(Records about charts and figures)

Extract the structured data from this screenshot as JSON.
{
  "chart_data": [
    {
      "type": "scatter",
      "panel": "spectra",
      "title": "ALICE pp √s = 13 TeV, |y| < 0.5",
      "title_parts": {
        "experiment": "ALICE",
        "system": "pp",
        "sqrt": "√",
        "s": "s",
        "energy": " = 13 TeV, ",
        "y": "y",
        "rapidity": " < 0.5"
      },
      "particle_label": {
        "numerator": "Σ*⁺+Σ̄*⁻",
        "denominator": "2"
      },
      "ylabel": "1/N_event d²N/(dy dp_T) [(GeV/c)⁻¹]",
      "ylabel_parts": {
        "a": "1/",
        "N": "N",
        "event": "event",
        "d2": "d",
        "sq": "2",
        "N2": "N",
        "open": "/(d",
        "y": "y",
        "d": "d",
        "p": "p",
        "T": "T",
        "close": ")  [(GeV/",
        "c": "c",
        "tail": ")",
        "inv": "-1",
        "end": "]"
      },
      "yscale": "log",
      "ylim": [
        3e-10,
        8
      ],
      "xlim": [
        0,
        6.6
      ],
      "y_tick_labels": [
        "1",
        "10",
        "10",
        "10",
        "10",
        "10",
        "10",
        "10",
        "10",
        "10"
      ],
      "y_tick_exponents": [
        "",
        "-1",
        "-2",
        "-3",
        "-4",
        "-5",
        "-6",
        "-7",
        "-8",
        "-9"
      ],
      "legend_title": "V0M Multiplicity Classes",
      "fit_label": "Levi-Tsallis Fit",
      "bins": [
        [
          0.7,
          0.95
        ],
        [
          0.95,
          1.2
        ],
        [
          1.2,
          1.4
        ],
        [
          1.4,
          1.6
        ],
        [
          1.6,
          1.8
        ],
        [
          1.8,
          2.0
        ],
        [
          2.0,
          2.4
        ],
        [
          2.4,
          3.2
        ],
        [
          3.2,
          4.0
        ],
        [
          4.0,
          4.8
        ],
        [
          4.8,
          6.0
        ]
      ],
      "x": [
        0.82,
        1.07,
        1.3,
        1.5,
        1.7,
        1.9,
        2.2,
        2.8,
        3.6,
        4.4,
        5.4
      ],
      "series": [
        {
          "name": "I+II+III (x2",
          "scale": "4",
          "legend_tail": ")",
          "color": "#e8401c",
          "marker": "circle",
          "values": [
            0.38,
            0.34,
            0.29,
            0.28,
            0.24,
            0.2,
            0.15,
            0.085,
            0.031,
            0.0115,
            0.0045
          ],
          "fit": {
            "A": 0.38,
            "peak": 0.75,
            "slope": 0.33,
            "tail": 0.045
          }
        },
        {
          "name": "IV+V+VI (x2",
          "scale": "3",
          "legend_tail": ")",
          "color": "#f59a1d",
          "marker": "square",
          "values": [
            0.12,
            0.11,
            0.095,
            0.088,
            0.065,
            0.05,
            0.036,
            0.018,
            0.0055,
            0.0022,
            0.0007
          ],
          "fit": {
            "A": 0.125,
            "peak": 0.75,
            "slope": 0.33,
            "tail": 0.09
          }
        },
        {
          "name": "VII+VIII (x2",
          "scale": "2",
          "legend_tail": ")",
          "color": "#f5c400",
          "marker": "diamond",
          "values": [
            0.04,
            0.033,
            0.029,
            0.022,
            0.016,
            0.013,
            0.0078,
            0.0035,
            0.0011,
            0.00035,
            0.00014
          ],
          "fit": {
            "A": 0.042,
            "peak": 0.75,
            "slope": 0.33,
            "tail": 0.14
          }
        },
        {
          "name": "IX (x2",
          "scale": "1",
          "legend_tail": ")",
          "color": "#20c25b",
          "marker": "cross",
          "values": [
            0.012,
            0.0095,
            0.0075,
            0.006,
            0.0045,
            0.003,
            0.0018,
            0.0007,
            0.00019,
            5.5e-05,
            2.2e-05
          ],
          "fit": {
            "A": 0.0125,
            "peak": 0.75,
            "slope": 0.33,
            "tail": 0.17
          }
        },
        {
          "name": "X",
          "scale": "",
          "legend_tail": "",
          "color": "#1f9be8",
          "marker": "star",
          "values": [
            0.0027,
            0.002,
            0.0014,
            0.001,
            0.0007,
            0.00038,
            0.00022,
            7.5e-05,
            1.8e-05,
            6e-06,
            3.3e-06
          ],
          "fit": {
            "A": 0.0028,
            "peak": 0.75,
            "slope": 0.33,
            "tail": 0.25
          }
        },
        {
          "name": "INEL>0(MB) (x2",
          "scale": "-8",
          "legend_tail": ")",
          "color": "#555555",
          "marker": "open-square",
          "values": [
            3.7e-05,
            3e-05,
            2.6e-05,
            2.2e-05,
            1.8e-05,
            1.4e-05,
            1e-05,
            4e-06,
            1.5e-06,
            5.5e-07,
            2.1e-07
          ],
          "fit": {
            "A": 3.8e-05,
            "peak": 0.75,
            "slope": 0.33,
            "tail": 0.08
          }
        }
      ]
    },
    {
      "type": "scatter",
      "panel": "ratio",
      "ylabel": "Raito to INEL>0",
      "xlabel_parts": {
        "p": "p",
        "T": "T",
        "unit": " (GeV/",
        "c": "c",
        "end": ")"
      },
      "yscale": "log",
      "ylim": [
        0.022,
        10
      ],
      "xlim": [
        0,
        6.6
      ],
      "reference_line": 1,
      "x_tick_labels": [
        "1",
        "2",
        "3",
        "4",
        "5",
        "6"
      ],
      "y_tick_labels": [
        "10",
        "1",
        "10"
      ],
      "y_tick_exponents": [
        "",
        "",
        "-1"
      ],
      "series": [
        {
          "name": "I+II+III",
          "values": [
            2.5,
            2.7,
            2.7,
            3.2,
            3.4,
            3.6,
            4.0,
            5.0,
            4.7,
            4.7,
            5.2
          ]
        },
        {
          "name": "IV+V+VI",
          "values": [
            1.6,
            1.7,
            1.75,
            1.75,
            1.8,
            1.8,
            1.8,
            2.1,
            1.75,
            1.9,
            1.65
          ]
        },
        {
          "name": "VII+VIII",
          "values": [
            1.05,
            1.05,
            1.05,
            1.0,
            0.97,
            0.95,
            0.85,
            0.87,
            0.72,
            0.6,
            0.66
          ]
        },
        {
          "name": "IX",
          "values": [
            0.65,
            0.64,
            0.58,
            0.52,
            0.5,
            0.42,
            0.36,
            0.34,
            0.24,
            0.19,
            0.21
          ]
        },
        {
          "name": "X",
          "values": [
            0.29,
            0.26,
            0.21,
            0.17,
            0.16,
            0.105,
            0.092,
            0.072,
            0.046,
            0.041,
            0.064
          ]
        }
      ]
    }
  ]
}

§ WORK TO BE COMPLETED:
Write out all of the records once more, exactly.

§ RESULT OF THIS EXERCISE:
Extract the structured data from this screenshot as JSON.
{
  "chart_data": [
    {
      "type": "scatter",
      "panel": "spectra",
      "title": "ALICE pp √s = 13 TeV, |y| < 0.5",
      "title_parts": {
        "experiment": "ALICE",
        "system": "pp",
        "sqrt": "√",
        "s": "s",
        "energy": " = 13 TeV, ",
        "y": "y",
        "rapidity": " < 0.5"
      },
      "particle_label": {
        "numerator": "Σ*⁺+Σ̄*⁻",
        "denominator": "2"
      },
      "ylabel": "1/N_event d²N/(dy dp_T) [(GeV/c)⁻¹]",
      "ylabel_parts": {
        "a": "1/",
        "N": "N",
        "event": "event",
        "d2": "d",
        "sq": "2",
        "N2": "N",
        "open": "/(d",
        "y": "y",
        "d": "d",
        "p": "p",
        "T": "T",
        "close": ")  [(GeV/",
        "c": "c",
        "tail": ")",
        "inv": "-1",
        "end": "]"
      },
      "yscale": "log",
      "ylim": [
        3e-10,
        8
      ],
      "xlim": [
        0,
        6.6
      ],
      "y_tick_labels": [
        "1",
        "10",
        "10",
        "10",
        "10",
        "10",
        "10",
        "10",
        "10",
        "10"
      ],
      "y_tick_exponents": [
        "",
        "-1",
        "-2",
        "-3",
        "-4",
        "-5",
        "-6",
        "-7",
        "-8",
        "-9"
      ],
      "legend_title": "V0M Multiplicity Classes",
      "fit_label": "Levi-Tsallis Fit",
      "bins": [
        [
          0.7,
          0.95
        ],
        [
          0.95,
          1.2
        ],
        [
          1.2,
          1.4
        ],
        [
          1.4,
          1.6
        ],
        [
          1.6,
          1.8
        ],
        [
          1.8,
          2.0
        ],
        [
          2.0,
          2.4
        ],
        [
          2.4,
          3.2
        ],
        [
          3.2,
          4.0
        ],
        [
          4.0,
          4.8
        ],
        [
          4.8,
          6.0
        ]
      ],
      "x": [
        0.82,
        1.07,
        1.3,
        1.5,
        1.7,
        1.9,
        2.2,
        2.8,
        3.6,
        4.4,
        5.4
      ],
      "series": [
        {
          "name": "I+II+III (x2",
          "scale": "4",
          "legend_tail": ")",
          "color": "#e8401c",
          "marker": "circle",
          "values": [
            0.38,
            0.34,
            0.29,
            0.28,
            0.24,
            0.2,
            0.15,
            0.085,
            0.031,
            0.0115,
            0.0045
          ],
          "fit": {
            "A": 0.38,
            "peak": 0.75,
            "slope": 0.33,
            "tail": 0.045
          }
        },
        {
          "name": "IV+V+VI (x2",
          "scale": "3",
          "legend_tail": ")",
          "color": "#f59a1d",
          "marker": "square",
          "values": [
            0.12,
            0.11,
            0.095,
            0.088,
            0.065,
            0.05,
            0.036,
            0.018,
            0.0055,
            0.0022,
            0.0007
          ],
          "fit": {
            "A": 0.125,
            "peak": 0.75,
            "slope": 0.33,
            "tail": 0.09
          }
        },
        {
          "name": "VII+VIII (x2",
          "scale": "2",
          "legend_tail": ")",
          "color": "#f5c400",
          "marker": "diamond",
          "values": [
            0.04,
            0.033,
            0.029,
            0.022,
            0.016,
            0.013,
            0.0078,
            0.0035,
            0.0011,
            0.00035,
            0.00014
          ],
          "fit": {
            "A": 0.042,
            "peak": 0.75,
            "slope": 0.33,
            "tail": 0.14
          }
        },
        {
          "name": "IX (x2",
          "scale": "1",
          "legend_tail": ")",
          "color": "#20c25b",
          "marker": "cross",
          "values": [
            0.012,
            0.0095,
            0.0075,
            0.006,
            0.0045,
            0.003,
            0.0018,
            0.0007,
            0.00019,
            5.5e-05,
            2.2e-05
          ],
          "fit": {
            "A": 0.0125,
            "peak": 0.75,
            "slope": 0.33,
            "tail": 0.17
          }
        },
        {
          "name": "X",
          "scale": "",
          "legend_tail": "",
          "color": "#1f9be8",
          "marker": "star",
          "values": [
            0.0027,
            0.002,
            0.0014,
            0.001,
            0.0007,
            0.00038,
            0.00022,
            7.5e-05,
            1.8e-05,
            6e-06,
            3.3e-06
          ],
          "fit": {
            "A": 0.0028,
            "peak": 0.75,
            "slope": 0.33,
            "tail": 0.25
          }
        },
        {
          "name": "INEL>0(MB) (x2",
          "scale": "-8",
          "legend_tail": ")",
          "color": "#555555",
          "marker": "open-square",
          "values": [
            3.7e-05,
            3e-05,
            2.6e-05,
            2.2e-05,
            1.8e-05,
            1.4e-05,
            1e-05,
            4e-06,
            1.5e-06,
            5.5e-07,
            2.1e-07
          ],
          "fit": {
            "A": 3.8e-05,
            "peak": 0.75,
            "slope": 0.33,
            "tail": 0.08
          }
        }
      ]
    },
    {
      "type": "scatter",
      "panel": "ratio",
      "ylabel": "Raito to INEL>0",
      "xlabel_parts": {
        "p": "p",
        "T": "T",
        "unit": " (GeV/",
        "c": "c",
        "end": ")"
      },
      "yscale": "log",
      "ylim": [
        0.022,
        10
      ],
      "xlim": [
        0,
        6.6
      ],
      "reference_line": 1,
      "x_tick_labels": [
        "1",
        "2",
        "3",
        "4",
        "5",
        "6"
      ],
      "y_tick_labels": [
        "10",
        "1",
        "10"
      ],
      "y_tick_exponents": [
        "",
        "",
        "-1"
      ],
      "series": [
        {
          "name": "I+II+III",
          "values": [
            2.5,
            2.7,
            2.7,
            3.2,
            3.4,
            3.6,
            4.0,
            5.0,
            4.7,
            4.7,
            5.2
          ]
        },
        {
          "name": "IV+V+VI",
          "values": [
            1.6,
            1.7,
            1.75,
            1.75,
            1.8,
            1.8,
            1.8,
            2.1,
            1.75,
            1.9,
            1.65
          ]
        },
        {
          "name": "VII+VIII",
          "values": [
            1.05,
            1.05,
            1.05,
            1.0,
            0.97,
            0.95,
            0.85,
            0.87,
            0.72,
            0.6,
            0.66
          ]
        },
        {
          "name": "IX",
          "values": [
            0.65,
            0.64,
            0.58,
            0.52,
            0.5,
            0.42,
            0.36,
            0.34,
            0.24,
            0.19,
            0.21
          ]
        },
        {
          "name": "X",
          "values": [
            0.29,
            0.26,
            0.21,
            0.17,
            0.16,
            0.105,
            0.092,
            0.072,
            0.046,
            0.041,
            0.064
          ]
        }
      ]
    }
  ]
}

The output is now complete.